─── Records provided

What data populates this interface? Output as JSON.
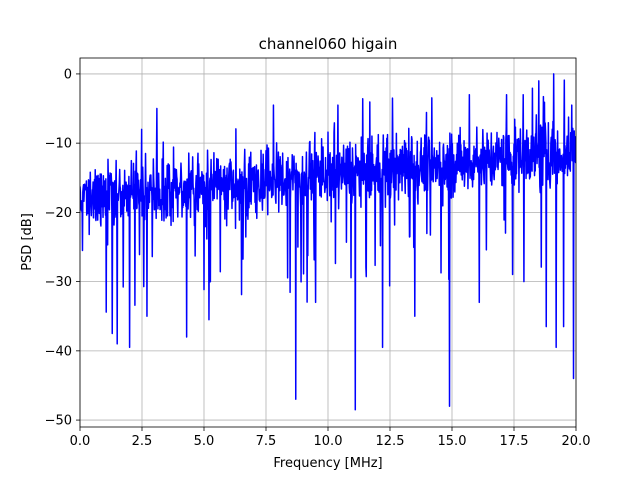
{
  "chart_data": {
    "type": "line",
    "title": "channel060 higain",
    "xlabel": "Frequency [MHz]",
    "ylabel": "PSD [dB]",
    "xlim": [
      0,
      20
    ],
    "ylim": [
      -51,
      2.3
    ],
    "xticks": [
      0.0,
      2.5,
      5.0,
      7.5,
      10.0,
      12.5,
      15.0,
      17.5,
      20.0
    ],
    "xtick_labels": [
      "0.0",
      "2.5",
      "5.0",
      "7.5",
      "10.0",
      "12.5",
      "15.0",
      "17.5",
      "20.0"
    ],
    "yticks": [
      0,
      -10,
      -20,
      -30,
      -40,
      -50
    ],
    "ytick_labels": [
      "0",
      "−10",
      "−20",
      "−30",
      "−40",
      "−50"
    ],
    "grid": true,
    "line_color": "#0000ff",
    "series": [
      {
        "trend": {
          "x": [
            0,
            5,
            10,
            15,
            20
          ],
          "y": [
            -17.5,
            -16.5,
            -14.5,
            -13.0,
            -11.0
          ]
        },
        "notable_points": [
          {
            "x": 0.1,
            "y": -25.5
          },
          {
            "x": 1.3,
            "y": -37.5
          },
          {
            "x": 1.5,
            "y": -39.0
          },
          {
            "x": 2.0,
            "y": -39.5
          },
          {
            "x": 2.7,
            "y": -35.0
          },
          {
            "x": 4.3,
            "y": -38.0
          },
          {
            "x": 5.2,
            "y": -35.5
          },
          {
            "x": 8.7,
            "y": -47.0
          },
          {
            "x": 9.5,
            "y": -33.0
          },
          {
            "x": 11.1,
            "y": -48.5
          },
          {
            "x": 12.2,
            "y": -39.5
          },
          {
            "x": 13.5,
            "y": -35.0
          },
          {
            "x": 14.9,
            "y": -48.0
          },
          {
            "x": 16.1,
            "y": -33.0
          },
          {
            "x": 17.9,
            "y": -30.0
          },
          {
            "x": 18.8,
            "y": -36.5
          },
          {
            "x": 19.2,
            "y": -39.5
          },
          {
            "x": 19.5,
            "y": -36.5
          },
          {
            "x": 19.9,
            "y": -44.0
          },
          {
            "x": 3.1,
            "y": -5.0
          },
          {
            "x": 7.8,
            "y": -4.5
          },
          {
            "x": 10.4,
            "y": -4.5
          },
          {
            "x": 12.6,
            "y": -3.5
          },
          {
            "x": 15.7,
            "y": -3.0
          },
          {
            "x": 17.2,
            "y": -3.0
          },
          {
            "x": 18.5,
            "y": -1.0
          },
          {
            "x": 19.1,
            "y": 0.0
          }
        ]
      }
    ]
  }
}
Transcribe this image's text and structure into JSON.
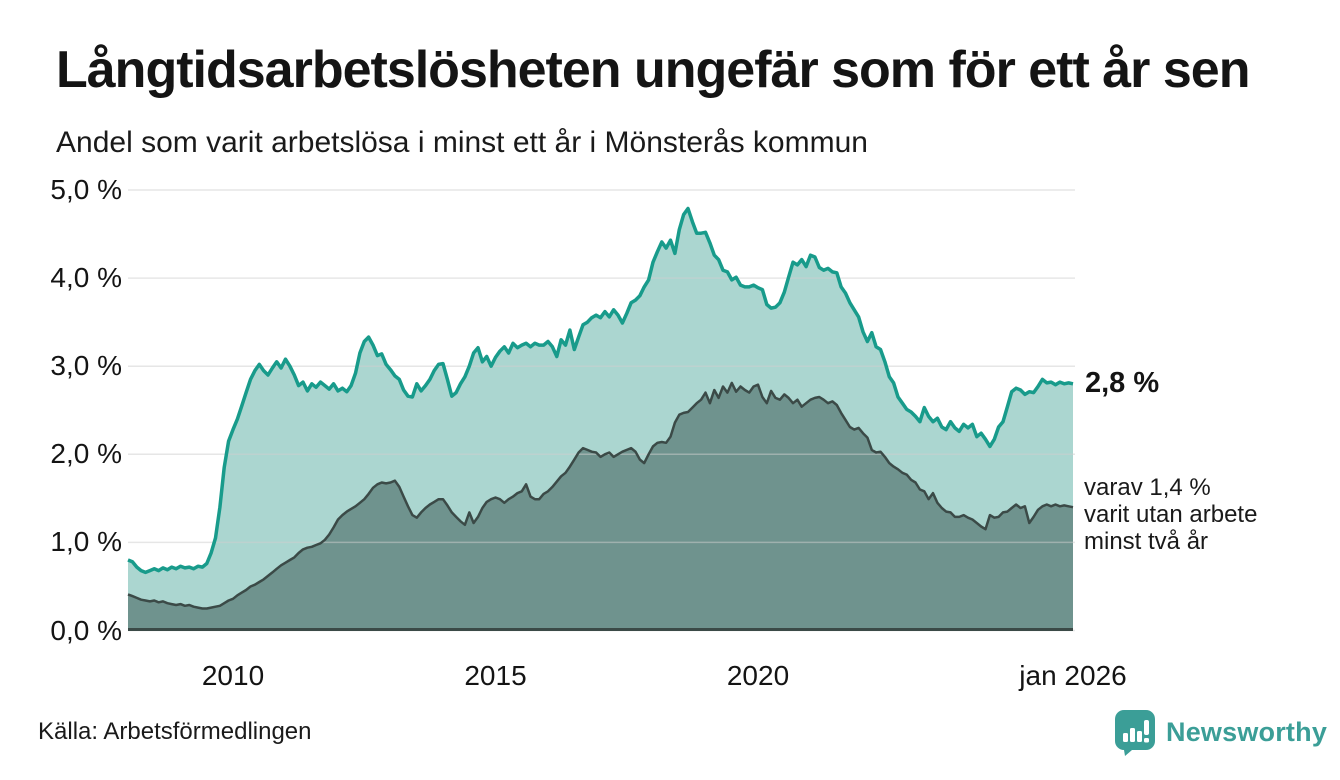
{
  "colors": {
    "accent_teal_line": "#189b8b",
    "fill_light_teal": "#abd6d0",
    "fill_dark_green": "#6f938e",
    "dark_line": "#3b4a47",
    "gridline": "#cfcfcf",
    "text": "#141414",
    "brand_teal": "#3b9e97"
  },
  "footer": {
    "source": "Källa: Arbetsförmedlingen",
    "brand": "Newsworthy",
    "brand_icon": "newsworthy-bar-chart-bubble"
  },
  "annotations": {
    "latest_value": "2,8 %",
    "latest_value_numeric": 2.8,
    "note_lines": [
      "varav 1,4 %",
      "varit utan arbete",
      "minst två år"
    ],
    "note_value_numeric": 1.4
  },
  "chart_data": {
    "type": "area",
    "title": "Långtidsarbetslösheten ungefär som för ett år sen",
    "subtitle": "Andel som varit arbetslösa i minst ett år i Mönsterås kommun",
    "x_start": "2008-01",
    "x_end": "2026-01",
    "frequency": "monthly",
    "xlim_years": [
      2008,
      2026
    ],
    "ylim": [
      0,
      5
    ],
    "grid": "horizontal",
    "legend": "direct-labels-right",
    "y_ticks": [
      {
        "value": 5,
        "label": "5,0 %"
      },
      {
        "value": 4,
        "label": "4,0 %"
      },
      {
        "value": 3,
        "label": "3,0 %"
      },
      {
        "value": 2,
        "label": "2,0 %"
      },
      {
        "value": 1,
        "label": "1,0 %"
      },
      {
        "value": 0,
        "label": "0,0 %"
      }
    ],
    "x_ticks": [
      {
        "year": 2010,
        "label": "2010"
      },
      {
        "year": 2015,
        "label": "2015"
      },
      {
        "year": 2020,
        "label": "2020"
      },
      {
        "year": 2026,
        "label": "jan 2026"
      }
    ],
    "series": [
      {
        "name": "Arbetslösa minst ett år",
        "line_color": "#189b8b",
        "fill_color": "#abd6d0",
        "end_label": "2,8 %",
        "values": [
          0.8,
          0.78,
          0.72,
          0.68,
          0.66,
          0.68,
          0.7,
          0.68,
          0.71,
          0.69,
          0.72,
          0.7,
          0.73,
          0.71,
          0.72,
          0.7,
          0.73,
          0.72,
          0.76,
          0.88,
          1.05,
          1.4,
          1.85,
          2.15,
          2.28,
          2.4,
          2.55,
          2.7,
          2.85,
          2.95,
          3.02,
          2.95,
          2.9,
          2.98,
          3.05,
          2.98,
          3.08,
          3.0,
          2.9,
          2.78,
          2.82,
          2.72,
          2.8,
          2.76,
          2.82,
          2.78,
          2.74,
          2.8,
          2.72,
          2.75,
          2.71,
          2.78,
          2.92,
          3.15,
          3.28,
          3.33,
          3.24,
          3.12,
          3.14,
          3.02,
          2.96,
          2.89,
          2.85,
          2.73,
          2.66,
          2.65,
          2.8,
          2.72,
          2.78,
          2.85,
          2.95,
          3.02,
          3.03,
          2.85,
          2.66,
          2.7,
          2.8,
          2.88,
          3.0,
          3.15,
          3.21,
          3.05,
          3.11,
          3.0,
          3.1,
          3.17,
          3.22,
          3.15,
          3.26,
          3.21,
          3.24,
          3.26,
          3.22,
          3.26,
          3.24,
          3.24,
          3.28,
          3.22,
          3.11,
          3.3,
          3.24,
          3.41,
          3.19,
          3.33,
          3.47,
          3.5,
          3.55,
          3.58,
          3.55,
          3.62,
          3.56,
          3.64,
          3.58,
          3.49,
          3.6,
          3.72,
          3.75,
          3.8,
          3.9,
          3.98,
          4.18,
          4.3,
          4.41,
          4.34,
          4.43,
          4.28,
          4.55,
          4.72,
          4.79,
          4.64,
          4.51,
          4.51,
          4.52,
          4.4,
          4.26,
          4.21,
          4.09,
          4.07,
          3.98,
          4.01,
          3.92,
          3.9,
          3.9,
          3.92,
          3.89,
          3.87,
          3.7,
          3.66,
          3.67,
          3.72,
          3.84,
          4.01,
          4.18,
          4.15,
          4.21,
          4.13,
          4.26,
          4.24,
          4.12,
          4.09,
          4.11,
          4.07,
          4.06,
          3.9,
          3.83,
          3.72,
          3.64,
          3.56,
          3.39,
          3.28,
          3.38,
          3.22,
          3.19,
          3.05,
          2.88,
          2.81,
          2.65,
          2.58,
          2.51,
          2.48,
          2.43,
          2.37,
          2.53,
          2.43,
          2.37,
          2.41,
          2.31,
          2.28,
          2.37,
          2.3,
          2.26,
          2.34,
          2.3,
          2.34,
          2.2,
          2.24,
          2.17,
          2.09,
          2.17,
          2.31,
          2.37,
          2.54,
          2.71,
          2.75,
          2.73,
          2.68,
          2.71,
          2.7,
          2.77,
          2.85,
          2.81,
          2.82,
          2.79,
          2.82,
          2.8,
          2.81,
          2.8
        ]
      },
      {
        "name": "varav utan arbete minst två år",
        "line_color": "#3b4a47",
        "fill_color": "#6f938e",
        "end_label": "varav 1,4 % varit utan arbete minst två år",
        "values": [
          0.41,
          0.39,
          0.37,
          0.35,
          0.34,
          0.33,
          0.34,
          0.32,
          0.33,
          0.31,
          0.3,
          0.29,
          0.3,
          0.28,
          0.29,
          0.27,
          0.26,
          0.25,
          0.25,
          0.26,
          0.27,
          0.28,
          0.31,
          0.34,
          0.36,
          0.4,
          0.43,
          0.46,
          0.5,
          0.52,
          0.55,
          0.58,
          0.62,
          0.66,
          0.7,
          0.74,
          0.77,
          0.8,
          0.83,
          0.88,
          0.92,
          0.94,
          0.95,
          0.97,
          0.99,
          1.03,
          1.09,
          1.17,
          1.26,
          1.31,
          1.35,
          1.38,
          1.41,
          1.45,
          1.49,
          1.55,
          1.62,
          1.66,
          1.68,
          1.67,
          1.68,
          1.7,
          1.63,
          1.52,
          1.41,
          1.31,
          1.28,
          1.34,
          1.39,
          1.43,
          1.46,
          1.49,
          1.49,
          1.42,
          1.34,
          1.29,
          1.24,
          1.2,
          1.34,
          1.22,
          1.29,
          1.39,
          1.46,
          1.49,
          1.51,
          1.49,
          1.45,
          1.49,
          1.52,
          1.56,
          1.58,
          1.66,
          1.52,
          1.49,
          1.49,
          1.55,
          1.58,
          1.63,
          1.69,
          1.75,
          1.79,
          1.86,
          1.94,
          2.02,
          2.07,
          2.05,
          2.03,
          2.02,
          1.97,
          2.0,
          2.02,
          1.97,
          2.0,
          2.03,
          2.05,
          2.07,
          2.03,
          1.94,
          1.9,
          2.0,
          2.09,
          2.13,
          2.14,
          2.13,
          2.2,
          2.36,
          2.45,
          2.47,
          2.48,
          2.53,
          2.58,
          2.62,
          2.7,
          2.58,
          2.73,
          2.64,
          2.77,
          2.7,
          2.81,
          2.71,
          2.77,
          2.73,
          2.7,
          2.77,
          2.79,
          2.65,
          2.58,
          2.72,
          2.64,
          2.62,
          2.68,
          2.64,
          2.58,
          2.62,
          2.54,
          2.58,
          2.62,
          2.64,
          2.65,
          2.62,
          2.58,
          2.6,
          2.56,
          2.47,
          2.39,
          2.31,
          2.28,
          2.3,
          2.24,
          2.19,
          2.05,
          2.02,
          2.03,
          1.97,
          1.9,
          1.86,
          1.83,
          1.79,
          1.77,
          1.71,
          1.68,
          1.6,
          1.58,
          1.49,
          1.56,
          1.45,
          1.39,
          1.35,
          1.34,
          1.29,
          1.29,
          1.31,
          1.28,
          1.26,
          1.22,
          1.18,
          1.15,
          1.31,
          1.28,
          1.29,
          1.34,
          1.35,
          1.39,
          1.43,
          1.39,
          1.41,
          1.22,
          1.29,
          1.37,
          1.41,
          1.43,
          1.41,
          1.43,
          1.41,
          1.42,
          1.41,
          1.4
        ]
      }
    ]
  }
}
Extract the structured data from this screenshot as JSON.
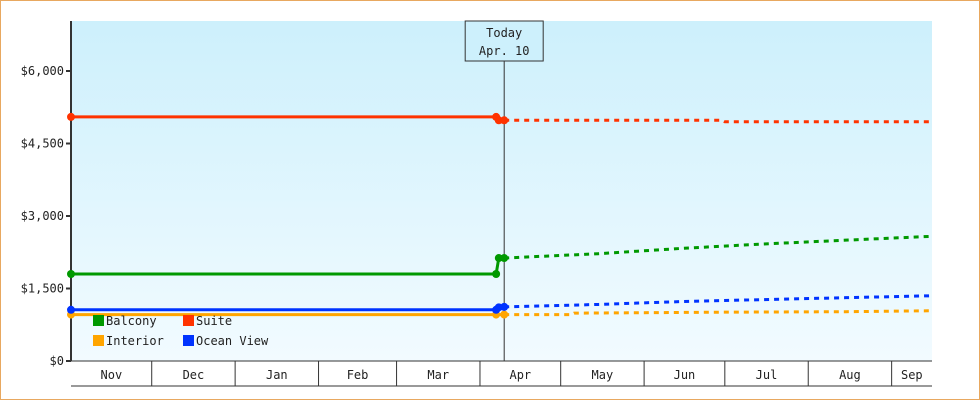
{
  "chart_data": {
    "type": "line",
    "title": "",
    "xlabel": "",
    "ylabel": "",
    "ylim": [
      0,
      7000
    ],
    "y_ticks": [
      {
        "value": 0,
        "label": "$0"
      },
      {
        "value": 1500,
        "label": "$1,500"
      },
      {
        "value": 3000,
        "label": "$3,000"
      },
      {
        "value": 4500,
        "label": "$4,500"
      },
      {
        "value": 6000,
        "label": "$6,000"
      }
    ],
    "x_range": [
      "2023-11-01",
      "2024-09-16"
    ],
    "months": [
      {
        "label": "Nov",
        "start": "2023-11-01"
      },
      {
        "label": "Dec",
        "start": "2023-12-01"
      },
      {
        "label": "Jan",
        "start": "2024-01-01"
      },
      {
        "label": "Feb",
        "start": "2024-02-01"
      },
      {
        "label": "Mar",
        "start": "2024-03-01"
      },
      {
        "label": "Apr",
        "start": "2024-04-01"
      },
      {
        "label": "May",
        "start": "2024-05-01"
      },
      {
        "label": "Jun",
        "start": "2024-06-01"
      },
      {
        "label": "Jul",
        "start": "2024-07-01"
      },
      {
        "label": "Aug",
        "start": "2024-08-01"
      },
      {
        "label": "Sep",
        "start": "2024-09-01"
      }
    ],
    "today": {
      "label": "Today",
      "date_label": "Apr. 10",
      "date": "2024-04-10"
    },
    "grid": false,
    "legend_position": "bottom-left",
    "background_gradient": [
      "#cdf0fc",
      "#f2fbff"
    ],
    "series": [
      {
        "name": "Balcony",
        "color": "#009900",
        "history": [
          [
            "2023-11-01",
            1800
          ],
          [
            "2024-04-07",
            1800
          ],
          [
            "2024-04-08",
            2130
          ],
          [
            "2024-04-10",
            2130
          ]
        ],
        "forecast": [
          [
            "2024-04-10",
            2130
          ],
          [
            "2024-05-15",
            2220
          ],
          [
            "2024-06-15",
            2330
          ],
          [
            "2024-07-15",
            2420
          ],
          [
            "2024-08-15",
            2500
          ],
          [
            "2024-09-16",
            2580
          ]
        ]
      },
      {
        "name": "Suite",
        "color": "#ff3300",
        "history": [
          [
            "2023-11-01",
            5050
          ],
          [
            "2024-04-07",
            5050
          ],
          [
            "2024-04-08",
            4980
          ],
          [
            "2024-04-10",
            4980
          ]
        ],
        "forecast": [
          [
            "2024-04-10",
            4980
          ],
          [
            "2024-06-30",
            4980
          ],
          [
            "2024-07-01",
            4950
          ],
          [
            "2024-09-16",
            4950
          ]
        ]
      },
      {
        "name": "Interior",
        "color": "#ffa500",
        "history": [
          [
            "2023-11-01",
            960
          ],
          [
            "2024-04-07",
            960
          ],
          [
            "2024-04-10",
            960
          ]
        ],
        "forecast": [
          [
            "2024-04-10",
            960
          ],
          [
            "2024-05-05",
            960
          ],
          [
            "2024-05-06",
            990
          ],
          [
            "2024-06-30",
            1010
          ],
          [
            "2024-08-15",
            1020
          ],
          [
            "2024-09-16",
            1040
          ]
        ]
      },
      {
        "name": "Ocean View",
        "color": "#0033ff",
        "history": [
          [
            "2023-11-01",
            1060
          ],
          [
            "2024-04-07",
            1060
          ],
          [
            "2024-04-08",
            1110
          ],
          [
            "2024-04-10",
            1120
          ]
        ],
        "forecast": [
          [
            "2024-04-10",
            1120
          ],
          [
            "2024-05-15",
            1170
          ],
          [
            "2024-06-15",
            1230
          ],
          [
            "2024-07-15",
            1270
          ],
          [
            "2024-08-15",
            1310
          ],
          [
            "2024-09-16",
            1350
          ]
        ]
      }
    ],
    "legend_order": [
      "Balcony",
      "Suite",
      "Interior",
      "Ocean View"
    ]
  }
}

──────

Prompt:
Reply with nothing but the number of lines that contain the word "text".

Reply:
2